* TASK TO COMPLETE:
Identify every line containing the word "서울특별시" and reproduce each one.

* LISTING:
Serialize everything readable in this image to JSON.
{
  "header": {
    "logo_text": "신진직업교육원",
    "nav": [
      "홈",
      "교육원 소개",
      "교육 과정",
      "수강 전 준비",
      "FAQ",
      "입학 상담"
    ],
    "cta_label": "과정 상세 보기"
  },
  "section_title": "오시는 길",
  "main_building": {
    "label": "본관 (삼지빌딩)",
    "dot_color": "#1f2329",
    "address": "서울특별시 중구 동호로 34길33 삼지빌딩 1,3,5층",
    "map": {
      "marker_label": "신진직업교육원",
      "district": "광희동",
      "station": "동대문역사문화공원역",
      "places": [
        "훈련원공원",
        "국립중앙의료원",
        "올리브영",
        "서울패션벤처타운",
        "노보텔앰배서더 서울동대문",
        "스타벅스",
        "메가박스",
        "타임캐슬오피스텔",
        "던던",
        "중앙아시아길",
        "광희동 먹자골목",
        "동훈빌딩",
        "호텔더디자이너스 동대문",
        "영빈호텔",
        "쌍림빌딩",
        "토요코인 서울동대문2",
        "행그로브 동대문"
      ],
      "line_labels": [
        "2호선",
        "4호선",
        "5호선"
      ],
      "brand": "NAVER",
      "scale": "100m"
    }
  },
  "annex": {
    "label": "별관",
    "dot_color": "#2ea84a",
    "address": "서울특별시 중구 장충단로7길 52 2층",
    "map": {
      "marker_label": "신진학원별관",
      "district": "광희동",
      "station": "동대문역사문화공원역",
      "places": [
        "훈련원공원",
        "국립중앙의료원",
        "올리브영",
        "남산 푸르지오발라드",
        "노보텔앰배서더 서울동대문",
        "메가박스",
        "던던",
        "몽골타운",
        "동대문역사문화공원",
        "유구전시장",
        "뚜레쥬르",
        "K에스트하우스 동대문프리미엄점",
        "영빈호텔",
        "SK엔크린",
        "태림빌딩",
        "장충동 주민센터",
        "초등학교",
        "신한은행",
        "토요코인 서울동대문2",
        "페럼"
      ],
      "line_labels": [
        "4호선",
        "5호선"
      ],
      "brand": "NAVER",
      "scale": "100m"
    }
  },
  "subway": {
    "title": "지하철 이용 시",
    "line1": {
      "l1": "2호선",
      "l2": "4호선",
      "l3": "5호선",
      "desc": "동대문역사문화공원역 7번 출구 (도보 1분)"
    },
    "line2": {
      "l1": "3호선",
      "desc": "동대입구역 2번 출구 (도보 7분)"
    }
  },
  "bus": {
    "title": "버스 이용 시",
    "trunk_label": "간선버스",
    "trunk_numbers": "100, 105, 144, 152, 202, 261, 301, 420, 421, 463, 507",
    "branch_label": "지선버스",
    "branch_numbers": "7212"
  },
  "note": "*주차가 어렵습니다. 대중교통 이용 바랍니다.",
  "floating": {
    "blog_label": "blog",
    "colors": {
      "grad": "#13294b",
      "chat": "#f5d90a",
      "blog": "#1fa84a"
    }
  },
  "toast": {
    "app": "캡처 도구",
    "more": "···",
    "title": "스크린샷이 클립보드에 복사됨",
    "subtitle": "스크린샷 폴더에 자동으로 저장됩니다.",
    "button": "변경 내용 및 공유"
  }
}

* * *

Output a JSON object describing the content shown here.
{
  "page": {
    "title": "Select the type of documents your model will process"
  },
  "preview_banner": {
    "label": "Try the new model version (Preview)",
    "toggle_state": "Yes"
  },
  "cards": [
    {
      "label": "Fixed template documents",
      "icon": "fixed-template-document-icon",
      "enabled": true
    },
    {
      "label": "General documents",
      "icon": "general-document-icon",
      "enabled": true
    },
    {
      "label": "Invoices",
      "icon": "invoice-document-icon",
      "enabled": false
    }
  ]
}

* CORRECT RESPONSE:
    "address": "서울특별시 중구 동호로 34길33 삼지빌딩 1,3,5층",
    "address": "서울특별시 중구 장충단로7길 52 2층",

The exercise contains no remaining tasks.